===== MATERIAL FOR THE TASK =====
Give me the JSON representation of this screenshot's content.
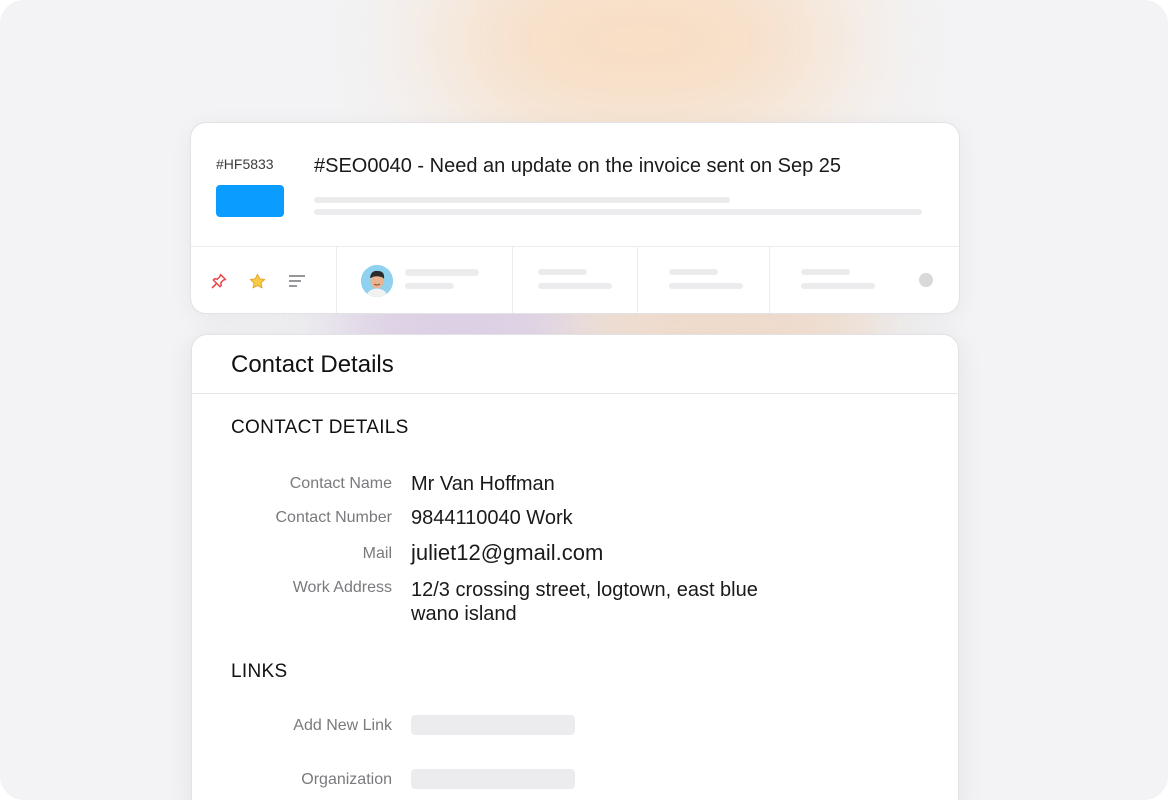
{
  "ticket": {
    "id": "#HF5833",
    "status_color": "#0b9cff",
    "title": "#SEO0040 - Need an update on the invoice sent on Sep 25",
    "icons": [
      "pin-icon",
      "star-icon",
      "menu-lines-icon"
    ]
  },
  "contact_panel": {
    "title": "Contact Details",
    "section_contact": "CONTACT DETAILS",
    "fields": [
      {
        "label": "Contact Name",
        "value": "Mr Van Hoffman"
      },
      {
        "label": "Contact Number",
        "value": "9844110040 Work"
      },
      {
        "label": "Mail",
        "value": "juliet12@gmail.com"
      },
      {
        "label": "Work Address",
        "value_line1": "12/3 crossing street, logtown, east blue",
        "value_line2": "wano island"
      }
    ],
    "section_links": "LINKS",
    "link_fields": [
      {
        "label": "Add New Link"
      },
      {
        "label": "Organization"
      }
    ]
  }
}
=====
== WHAT THE TASK ASKS ==
Keep every word of the data as it is when you write it out, but drop the pictures.

== REPLY ==
Give me the JSON representation of this screenshot's content.
{
  "ticket": {
    "id": "#HF5833",
    "status_color": "#0b9cff",
    "title": "#SEO0040 - Need an update on the invoice sent on Sep 25",
    "icons": [
      "pin-icon",
      "star-icon",
      "menu-lines-icon"
    ]
  },
  "contact_panel": {
    "title": "Contact Details",
    "section_contact": "CONTACT DETAILS",
    "fields": [
      {
        "label": "Contact Name",
        "value": "Mr Van Hoffman"
      },
      {
        "label": "Contact Number",
        "value": "9844110040 Work"
      },
      {
        "label": "Mail",
        "value": "juliet12@gmail.com"
      },
      {
        "label": "Work Address",
        "value_line1": "12/3 crossing street, logtown, east blue",
        "value_line2": "wano island"
      }
    ],
    "section_links": "LINKS",
    "link_fields": [
      {
        "label": "Add New Link"
      },
      {
        "label": "Organization"
      }
    ]
  }
}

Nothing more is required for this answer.